▶ **Work to do**
Using the data beneath, show every line that includes the word "osobních".

(Collected data entries)
START

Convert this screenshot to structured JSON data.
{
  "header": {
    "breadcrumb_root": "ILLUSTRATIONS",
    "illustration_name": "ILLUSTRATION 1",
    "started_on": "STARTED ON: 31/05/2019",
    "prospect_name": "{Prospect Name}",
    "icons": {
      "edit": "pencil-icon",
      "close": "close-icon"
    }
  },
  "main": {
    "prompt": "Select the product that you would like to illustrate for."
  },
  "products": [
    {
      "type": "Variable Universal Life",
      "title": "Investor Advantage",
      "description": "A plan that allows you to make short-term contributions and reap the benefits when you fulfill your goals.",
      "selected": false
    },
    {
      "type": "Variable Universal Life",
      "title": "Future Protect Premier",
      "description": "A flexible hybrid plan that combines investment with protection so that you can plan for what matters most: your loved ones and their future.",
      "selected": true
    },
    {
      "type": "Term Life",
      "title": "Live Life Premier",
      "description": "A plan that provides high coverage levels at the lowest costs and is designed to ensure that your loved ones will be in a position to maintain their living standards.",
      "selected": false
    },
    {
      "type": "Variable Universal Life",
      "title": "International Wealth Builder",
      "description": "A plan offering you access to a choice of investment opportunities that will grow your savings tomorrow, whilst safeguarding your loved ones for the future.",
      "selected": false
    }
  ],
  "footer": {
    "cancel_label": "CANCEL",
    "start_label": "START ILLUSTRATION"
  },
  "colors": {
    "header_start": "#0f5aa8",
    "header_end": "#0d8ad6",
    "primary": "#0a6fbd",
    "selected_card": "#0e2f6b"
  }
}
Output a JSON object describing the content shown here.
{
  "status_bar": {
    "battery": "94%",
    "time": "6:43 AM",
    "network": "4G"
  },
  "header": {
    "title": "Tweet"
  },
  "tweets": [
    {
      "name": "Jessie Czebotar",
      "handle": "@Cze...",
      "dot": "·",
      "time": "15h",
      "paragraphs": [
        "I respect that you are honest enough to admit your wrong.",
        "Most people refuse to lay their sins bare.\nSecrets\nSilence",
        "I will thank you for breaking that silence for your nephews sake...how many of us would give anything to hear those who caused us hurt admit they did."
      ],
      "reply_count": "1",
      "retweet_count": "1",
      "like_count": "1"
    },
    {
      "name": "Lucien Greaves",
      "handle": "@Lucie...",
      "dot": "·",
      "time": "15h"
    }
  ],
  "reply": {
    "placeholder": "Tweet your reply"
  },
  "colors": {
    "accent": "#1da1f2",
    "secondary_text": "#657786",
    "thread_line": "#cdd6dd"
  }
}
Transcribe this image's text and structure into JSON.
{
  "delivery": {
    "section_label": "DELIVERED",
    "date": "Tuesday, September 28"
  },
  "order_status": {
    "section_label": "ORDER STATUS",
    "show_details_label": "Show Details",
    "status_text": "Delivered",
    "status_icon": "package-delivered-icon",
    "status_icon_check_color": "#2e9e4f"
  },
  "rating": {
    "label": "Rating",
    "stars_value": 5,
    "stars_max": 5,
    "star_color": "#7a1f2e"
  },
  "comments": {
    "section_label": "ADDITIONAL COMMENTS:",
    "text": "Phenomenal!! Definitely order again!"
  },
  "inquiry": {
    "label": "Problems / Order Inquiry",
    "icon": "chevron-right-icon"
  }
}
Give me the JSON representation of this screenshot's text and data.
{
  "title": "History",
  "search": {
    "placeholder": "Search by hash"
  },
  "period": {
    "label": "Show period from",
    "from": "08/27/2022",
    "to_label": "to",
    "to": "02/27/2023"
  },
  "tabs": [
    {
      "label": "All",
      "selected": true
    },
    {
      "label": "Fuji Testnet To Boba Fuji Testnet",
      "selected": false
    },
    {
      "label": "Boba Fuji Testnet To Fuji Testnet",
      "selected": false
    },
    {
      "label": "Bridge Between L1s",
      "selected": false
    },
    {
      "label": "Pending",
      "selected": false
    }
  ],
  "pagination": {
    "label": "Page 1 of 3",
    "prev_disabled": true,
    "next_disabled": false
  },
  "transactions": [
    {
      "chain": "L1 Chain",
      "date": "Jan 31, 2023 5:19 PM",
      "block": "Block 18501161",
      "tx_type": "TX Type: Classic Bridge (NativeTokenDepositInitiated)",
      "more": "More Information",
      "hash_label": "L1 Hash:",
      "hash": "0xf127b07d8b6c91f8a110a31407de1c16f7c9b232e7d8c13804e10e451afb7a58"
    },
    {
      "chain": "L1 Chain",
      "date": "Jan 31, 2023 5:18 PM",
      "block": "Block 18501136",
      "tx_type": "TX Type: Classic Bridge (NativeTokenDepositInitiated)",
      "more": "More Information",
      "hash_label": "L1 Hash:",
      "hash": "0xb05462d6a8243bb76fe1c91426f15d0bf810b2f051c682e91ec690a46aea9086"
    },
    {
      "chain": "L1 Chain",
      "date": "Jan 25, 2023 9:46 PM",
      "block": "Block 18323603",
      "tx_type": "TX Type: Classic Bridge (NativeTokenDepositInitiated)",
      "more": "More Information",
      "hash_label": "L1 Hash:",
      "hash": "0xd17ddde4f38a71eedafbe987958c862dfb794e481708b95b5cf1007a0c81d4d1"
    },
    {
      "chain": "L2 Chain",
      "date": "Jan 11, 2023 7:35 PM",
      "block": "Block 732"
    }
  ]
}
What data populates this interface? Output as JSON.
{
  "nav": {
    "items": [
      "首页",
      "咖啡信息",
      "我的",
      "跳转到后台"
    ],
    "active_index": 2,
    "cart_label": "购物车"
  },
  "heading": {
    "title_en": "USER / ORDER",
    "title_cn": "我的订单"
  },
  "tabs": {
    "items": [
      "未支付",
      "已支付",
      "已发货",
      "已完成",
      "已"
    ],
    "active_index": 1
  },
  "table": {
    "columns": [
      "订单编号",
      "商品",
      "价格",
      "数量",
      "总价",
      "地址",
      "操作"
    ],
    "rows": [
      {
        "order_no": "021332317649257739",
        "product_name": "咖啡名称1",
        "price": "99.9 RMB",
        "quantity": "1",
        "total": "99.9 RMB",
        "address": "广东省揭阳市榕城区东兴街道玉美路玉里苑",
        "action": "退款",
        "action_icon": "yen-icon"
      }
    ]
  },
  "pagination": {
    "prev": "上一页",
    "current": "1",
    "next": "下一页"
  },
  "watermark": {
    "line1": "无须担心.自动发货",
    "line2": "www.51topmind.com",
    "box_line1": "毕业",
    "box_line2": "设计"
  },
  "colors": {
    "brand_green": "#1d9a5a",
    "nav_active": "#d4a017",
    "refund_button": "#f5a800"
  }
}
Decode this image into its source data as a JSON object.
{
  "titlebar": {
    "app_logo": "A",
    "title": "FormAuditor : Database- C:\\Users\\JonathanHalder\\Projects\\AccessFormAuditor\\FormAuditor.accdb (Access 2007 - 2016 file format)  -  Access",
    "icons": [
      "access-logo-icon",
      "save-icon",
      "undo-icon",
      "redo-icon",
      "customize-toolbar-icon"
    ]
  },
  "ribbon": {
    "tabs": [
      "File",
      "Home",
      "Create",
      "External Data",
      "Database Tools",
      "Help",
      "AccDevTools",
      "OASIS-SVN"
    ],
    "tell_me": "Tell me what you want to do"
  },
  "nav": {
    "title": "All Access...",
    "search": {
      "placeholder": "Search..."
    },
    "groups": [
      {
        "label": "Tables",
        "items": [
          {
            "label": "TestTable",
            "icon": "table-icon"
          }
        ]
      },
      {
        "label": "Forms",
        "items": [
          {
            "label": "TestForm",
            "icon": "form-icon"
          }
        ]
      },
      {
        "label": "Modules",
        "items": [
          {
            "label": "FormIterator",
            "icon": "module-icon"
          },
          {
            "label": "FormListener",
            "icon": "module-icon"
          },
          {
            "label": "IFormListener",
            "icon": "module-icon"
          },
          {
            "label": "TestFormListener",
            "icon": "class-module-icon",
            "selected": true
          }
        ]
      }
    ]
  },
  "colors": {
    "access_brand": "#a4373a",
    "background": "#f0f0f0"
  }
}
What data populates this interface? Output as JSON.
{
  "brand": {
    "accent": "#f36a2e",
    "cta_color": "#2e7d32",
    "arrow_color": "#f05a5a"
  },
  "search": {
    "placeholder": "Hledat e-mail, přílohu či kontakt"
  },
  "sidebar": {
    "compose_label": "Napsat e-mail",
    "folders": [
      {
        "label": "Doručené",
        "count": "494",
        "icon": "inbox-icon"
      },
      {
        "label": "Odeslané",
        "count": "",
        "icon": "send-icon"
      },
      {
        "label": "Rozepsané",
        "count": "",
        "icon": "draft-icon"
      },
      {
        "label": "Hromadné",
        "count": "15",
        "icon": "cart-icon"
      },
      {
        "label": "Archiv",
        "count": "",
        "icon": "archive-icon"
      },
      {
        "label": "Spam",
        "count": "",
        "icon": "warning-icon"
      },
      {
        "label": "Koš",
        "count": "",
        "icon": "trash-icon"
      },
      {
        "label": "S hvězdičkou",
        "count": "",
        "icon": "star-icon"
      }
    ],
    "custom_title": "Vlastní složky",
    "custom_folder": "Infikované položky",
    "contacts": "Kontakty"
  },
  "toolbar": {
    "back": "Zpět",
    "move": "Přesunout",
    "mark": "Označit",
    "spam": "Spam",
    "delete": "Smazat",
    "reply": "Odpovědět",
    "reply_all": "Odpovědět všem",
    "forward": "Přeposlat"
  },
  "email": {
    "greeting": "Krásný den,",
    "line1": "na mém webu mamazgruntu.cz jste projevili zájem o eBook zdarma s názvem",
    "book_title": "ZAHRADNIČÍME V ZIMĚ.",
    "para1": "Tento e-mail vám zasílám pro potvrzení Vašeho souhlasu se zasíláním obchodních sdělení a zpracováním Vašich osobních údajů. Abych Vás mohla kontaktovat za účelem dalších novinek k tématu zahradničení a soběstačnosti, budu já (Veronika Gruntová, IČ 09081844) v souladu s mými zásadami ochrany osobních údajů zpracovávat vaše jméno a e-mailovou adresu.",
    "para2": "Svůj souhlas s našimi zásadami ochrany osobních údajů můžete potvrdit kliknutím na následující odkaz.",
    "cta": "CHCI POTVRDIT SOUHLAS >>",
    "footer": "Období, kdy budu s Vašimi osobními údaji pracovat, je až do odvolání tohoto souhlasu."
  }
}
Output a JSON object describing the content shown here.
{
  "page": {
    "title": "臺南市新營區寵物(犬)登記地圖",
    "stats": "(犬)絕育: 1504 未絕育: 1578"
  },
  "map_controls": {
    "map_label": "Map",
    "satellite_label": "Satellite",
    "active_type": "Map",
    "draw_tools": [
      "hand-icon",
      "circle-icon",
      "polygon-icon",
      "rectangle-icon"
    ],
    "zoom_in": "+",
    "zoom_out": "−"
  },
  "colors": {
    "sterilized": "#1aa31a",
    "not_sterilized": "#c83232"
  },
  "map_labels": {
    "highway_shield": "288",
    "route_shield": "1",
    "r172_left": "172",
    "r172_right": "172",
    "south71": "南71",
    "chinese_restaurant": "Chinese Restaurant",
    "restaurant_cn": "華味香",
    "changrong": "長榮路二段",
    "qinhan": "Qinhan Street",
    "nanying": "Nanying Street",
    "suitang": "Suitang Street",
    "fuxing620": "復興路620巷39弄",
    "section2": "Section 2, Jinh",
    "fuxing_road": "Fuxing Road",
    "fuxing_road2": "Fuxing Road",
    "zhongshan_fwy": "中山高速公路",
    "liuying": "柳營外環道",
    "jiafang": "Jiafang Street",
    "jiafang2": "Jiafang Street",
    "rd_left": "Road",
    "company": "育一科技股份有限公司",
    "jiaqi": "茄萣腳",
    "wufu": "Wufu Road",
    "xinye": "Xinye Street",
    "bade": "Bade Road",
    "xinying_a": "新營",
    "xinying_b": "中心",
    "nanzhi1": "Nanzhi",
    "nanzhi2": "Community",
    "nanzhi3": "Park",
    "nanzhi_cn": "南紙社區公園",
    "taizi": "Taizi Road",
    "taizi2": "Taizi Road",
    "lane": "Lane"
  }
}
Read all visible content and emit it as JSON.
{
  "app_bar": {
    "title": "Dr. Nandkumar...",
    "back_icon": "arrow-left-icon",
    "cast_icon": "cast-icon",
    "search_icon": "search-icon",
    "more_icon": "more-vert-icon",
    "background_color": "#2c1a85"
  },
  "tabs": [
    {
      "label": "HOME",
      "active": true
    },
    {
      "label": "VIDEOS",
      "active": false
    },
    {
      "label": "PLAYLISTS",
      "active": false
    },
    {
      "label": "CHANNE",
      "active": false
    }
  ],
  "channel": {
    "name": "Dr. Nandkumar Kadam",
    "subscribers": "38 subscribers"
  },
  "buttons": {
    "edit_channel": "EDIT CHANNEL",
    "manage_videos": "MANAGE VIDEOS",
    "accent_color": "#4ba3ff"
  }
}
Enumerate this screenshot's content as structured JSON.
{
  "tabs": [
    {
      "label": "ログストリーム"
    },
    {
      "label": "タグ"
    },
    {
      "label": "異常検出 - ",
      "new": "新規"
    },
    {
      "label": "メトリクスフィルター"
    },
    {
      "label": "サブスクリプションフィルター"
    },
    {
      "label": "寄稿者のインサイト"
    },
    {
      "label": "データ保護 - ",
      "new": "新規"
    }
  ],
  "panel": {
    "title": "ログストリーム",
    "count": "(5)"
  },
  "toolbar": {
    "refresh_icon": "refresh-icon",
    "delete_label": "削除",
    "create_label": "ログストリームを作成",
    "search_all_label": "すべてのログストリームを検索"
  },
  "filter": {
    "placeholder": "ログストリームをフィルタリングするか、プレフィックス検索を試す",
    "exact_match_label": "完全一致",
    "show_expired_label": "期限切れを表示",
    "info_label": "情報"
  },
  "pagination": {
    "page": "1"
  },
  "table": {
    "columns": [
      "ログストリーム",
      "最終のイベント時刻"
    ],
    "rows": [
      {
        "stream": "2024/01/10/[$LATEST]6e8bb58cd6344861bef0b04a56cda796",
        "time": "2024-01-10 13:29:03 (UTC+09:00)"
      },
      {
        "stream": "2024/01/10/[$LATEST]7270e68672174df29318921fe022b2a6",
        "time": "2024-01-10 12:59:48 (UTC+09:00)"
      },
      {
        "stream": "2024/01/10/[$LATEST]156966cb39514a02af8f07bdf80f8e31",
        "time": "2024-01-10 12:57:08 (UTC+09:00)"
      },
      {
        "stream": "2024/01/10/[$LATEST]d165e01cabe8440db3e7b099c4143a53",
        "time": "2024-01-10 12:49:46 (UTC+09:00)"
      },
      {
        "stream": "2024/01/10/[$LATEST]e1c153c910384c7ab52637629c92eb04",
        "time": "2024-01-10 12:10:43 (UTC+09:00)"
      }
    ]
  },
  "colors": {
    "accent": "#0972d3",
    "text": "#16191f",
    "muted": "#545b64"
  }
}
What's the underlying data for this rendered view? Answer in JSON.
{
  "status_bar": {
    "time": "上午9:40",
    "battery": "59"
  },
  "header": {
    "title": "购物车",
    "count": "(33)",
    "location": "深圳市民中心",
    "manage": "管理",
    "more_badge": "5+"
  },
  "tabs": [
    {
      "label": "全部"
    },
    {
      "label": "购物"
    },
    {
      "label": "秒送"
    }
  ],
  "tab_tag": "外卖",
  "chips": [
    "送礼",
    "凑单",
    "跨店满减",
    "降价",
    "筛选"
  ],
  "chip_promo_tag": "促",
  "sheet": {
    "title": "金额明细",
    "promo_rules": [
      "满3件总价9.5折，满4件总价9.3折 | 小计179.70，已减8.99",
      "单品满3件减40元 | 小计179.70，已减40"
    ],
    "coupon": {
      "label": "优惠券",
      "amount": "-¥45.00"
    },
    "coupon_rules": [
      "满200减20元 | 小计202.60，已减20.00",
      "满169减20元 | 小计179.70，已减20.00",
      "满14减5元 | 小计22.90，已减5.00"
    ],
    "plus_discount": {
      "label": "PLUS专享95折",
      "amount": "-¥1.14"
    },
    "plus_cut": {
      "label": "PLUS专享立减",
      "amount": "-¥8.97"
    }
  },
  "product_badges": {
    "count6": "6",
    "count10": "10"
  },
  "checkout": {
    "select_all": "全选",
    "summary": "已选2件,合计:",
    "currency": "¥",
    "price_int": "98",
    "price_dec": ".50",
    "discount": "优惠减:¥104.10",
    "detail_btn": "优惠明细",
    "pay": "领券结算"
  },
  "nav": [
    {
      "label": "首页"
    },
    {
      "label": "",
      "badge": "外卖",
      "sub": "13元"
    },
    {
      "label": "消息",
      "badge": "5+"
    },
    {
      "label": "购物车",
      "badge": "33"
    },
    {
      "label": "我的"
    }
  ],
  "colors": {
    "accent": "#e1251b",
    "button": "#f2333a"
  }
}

END

▶ **Result of this task**
    "para1": "Tento e-mail vám zasílám pro potvrzení Vašeho souhlasu se zasíláním obchodních sdělení a zpracováním Vašich osobních údajů. Abych Vás mohla kontaktovat za účelem dalších novinek k tématu zahradničení a soběstačnosti, budu já (Veronika Gruntová, IČ 09081844) v souladu s mými zásadami ochrany osobních údajů zpracovávat vaše jméno a e-mailovou adresu.",
    "para2": "Svůj souhlas s našimi zásadami ochrany osobních údajů můžete potvrdit kliknutím na následující odkaz.",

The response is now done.